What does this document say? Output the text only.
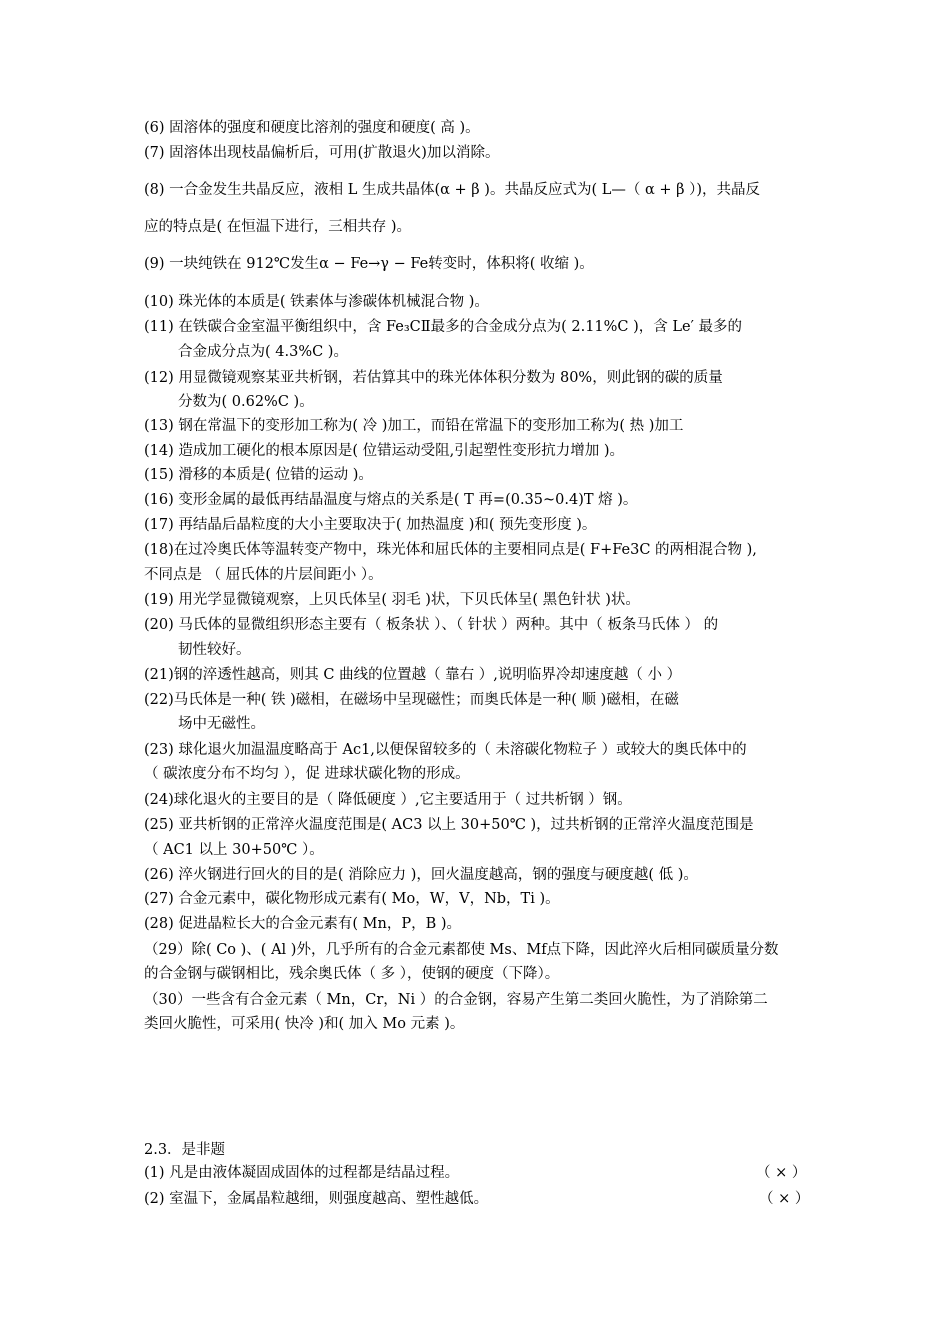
(6) 固溶体的强度和硬度比溶剂的强度和硬度( 高 )。
(7) 固溶体出现枝晶偏析后，可用(扩散退火)加以消除。
(8) 一合金发生共晶反应，液相 L 生成共晶体(α + β )。共晶反应式为( L—（ α + β ）)，共晶反
应的特点是( 在恒温下进行，三相共存 )。
(9) 一块纯铁在 912℃发生α − Fe→γ − Fe转变时，体积将( 收缩 )。
(10) 珠光体的本质是( 铁素体与渗碳体机械混合物 )。
(11) 在铁碳合金室温平衡组织中，含 Fe₃CⅡ最多的合金成分点为( 2.11%C )，含 Le′ 最多的
合金成分点为( 4.3%C )。
(12) 用显微镜观察某亚共析钢，若估算其中的珠光体体积分数为 80%，则此钢的碳的质量
分数为( 0.62%C )。
(13) 钢在常温下的变形加工称为( 冷 )加工，而铅在常温下的变形加工称为( 热 )加工
(14) 造成加工硬化的根本原因是( 位错运动受阻,引起塑性变形抗力增加 )。
(15) 滑移的本质是( 位错的运动 )。
(16) 变形金属的最低再结晶温度与熔点的关系是( T 再=(0.35~0.4)T 熔 )。
(17) 再结晶后晶粒度的大小主要取决于( 加热温度 )和( 预先变形度 )。
(18)在过冷奥氏体等温转变产物中，珠光体和屈氏体的主要相同点是( F+Fe3C 的两相混合物 ),
不同点是 （ 屈氏体的片层间距小 ）。
(19) 用光学显微镜观察，上贝氏体呈( 羽毛 )状，下贝氏体呈( 黑色针状 )状。
(20) 马氏体的显微组织形态主要有（ 板条状 ）、（ 针状 ）两种。其中（ 板条马氏体 ） 的
韧性较好。
(21)钢的淬透性越高，则其 C 曲线的位置越（ 靠右 ）,说明临界冷却速度越（ 小 ）
(22)马氏体是一种( 铁 )磁相，在磁场中呈现磁性；而奥氏体是一种( 顺 )磁相，在磁
场中无磁性。
(23) 球化退火加温温度略高于 Ac1,以便保留较多的（ 未溶碳化物粒子 ）或较大的奥氏体中的
（ 碳浓度分布不均匀 ），促 进球状碳化物的形成。
(24)球化退火的主要目的是（ 降低硬度 ）,它主要适用于（ 过共析钢 ）钢。
(25) 亚共析钢的正常淬火温度范围是( AC3 以上 30+50℃ )，过共析钢的正常淬火温度范围是
（ AC1 以上 30+50℃ ）。
(26) 淬火钢进行回火的目的是( 消除应力 )，回火温度越高，钢的强度与硬度越( 低 )。
(27) 合金元素中，碳化物形成元素有( Mo，W，V，Nb，Ti )。
(28) 促进晶粒长大的合金元素有( Mn，P，B )。
（29）除( Co )、( Al )外，几乎所有的合金元素都使 Ms、Mf点下降，因此淬火后相同碳质量分数
的合金钢与碳钢相比，残余奥氏体（ 多 ），使钢的硬度（下降）。
（30）一些含有合金元素（ Mn，Cr，Ni ）的合金钢，容易产生第二类回火脆性，为了消除第二
类回火脆性，可采用( 快冷 )和( 加入 Mo 元素 )。
2.3．是非题
(1) 凡是由液体凝固成固体的过程都是结晶过程。	（ × ）
(2) 室温下，金属晶粒越细，则强度越高、塑性越低。	（ × ）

• • • •

**DIRECTION:**
Transcribe each line above verbatim, with the pictures left out.

**WRITTEN ANSWER:**
What does this document say? Output the text only.
(6) 固溶体的强度和硬度比溶剂的强度和硬度( 高 )。
(7) 固溶体出现枝晶偏析后，可用(扩散退火)加以消除。
(8) 一合金发生共晶反应，液相 L 生成共晶体(α + β )。共晶反应式为( L—（ α + β ）)，共晶反
应的特点是( 在恒温下进行，三相共存 )。
(9) 一块纯铁在 912℃发生α − Fe→γ − Fe转变时，体积将( 收缩 )。
(10) 珠光体的本质是( 铁素体与渗碳体机械混合物 )。
(11) 在铁碳合金室温平衡组织中，含 Fe₃CⅡ最多的合金成分点为( 2.11%C )，含 Le′ 最多的
合金成分点为( 4.3%C )。
(12) 用显微镜观察某亚共析钢，若估算其中的珠光体体积分数为 80%，则此钢的碳的质量
分数为( 0.62%C )。
(13) 钢在常温下的变形加工称为( 冷 )加工，而铅在常温下的变形加工称为( 热 )加工
(14) 造成加工硬化的根本原因是( 位错运动受阻,引起塑性变形抗力增加 )。
(15) 滑移的本质是( 位错的运动 )。
(16) 变形金属的最低再结晶温度与熔点的关系是( T 再=(0.35~0.4)T 熔 )。
(17) 再结晶后晶粒度的大小主要取决于( 加热温度 )和( 预先变形度 )。
(18)在过冷奥氏体等温转变产物中，珠光体和屈氏体的主要相同点是( F+Fe3C 的两相混合物 ),
不同点是 （ 屈氏体的片层间距小 ）。
(19) 用光学显微镜观察，上贝氏体呈( 羽毛 )状，下贝氏体呈( 黑色针状 )状。
(20) 马氏体的显微组织形态主要有（ 板条状 ）、（ 针状 ）两种。其中（ 板条马氏体 ） 的
韧性较好。
(21)钢的淬透性越高，则其 C 曲线的位置越（ 靠右 ）,说明临界冷却速度越（ 小 ）
(22)马氏体是一种( 铁 )磁相，在磁场中呈现磁性；而奥氏体是一种( 顺 )磁相，在磁
场中无磁性。
(23) 球化退火加温温度略高于 Ac1,以便保留较多的（ 未溶碳化物粒子 ）或较大的奥氏体中的
（ 碳浓度分布不均匀 ），促 进球状碳化物的形成。
(24)球化退火的主要目的是（ 降低硬度 ）,它主要适用于（ 过共析钢 ）钢。
(25) 亚共析钢的正常淬火温度范围是( AC3 以上 30+50℃ )，过共析钢的正常淬火温度范围是
（ AC1 以上 30+50℃ ）。
(26) 淬火钢进行回火的目的是( 消除应力 )，回火温度越高，钢的强度与硬度越( 低 )。
(27) 合金元素中，碳化物形成元素有( Mo，W，V，Nb，Ti )。
(28) 促进晶粒长大的合金元素有( Mn，P，B )。
（29）除( Co )、( Al )外，几乎所有的合金元素都使 Ms、Mf点下降，因此淬火后相同碳质量分数
的合金钢与碳钢相比，残余奥氏体（ 多 ），使钢的硬度（下降）。
（30）一些含有合金元素（ Mn，Cr，Ni ）的合金钢，容易产生第二类回火脆性，为了消除第二
类回火脆性，可采用( 快冷 )和( 加入 Mo 元素 )。
2.3．是非题
(1) 凡是由液体凝固成固体的过程都是结晶过程。	（ × ）
(2) 室温下，金属晶粒越细，则强度越高、塑性越低。	（ × ）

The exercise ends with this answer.